RECORDS PROVIDED: Begin
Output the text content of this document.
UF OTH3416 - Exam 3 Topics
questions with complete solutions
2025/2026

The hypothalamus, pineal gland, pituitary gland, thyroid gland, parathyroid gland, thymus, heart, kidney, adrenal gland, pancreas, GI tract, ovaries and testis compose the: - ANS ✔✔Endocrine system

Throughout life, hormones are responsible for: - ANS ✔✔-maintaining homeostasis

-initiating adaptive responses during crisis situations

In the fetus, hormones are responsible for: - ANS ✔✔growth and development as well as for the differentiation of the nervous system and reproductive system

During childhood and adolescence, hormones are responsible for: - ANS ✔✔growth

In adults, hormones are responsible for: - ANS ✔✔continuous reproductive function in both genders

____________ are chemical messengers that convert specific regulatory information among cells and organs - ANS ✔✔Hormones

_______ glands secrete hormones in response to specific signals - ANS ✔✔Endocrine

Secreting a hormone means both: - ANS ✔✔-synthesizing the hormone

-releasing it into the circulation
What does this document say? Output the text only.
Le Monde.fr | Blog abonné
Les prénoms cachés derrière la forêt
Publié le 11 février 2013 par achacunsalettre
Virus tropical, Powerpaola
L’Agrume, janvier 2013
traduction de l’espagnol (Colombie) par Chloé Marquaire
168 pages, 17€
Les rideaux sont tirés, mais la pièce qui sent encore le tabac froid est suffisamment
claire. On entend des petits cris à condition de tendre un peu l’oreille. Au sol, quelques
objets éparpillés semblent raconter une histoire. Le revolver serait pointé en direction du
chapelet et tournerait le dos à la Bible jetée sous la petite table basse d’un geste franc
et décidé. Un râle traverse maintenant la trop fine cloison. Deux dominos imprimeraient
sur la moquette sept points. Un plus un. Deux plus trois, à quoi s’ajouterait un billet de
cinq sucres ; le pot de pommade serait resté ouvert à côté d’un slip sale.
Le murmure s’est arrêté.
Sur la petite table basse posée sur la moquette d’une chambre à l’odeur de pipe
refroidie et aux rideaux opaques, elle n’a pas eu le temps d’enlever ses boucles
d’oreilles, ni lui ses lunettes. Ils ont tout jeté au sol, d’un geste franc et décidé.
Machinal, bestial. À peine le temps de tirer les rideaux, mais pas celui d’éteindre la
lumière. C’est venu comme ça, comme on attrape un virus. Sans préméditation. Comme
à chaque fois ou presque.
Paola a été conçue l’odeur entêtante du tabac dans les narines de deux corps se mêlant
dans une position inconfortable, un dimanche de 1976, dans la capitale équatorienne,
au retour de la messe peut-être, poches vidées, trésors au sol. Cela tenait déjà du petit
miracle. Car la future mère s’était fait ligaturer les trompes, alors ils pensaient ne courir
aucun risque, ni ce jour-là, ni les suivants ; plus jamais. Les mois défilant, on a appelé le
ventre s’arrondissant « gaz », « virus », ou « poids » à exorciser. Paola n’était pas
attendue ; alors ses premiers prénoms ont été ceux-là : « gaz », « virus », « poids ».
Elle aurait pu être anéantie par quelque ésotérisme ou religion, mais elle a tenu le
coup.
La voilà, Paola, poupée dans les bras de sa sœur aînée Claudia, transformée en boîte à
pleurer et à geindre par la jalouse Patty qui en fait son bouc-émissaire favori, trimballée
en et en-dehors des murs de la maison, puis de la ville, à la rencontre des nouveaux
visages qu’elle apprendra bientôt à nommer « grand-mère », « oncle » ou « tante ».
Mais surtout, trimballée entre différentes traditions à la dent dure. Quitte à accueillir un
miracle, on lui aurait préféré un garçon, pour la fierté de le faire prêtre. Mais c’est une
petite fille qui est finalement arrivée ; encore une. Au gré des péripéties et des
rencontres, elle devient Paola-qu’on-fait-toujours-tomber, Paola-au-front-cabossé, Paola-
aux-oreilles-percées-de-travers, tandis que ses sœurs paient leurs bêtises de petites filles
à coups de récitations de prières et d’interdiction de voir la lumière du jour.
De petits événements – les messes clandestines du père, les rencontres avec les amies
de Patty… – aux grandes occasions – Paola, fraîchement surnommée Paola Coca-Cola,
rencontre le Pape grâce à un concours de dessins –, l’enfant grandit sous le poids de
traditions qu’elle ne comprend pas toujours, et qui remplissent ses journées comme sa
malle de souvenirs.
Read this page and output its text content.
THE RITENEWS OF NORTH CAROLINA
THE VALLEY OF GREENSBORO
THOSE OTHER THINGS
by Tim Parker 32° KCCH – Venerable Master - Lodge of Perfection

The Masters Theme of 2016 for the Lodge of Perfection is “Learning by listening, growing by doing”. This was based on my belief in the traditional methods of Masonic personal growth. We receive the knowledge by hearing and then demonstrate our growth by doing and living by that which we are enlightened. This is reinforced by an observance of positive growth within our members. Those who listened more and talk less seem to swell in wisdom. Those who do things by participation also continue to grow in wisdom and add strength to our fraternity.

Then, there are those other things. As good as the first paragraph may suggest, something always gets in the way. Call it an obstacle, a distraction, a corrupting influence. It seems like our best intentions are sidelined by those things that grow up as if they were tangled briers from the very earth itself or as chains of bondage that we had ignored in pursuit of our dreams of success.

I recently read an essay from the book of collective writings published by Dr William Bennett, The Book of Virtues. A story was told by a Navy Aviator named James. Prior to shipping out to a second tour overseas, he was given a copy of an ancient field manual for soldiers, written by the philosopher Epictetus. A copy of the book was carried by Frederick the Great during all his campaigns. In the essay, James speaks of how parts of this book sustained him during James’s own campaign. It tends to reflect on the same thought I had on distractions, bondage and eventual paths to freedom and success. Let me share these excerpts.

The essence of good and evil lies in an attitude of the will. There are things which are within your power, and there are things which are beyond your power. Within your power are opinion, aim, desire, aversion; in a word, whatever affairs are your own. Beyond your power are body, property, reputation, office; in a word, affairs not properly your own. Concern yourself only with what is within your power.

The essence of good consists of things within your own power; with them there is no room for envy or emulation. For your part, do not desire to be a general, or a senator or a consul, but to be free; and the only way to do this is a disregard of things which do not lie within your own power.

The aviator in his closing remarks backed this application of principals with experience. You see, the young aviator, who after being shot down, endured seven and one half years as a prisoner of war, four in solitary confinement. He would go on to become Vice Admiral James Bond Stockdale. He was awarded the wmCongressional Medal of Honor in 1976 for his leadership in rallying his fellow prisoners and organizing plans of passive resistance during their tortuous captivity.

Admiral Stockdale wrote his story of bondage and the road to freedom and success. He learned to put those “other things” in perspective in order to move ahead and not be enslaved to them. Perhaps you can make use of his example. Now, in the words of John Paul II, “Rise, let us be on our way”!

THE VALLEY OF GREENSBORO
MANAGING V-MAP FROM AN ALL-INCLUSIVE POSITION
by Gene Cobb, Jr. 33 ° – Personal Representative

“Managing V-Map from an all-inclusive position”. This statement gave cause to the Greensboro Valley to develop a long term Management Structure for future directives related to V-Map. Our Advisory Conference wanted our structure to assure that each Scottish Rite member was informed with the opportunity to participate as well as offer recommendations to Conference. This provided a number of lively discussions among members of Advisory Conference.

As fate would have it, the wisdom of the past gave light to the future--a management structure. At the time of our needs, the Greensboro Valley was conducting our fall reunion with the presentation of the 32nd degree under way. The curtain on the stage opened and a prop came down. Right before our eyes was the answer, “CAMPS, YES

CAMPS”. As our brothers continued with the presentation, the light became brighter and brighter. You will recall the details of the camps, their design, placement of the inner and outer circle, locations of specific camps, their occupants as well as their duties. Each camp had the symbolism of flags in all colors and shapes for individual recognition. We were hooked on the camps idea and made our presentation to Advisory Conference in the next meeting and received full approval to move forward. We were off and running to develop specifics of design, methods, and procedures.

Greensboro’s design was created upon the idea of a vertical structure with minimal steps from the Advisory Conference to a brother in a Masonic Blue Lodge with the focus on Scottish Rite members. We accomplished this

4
RECORDS PROVIDED: End
__PROBLEM TO SOLVE__. Return a copy of each line in the records above that has "rideaux" in it.

__EXPECTED ANSWER__.
Les rideaux sont tirés, mais la pièce qui sent encore le tabac froid est suffisamment
refroidie et aux rideaux opaques, elle n’a pas eu le temps d’enlever ses boucles
Machinal, bestial. À peine le temps de tirer les rideaux, mais pas celui d’éteindre la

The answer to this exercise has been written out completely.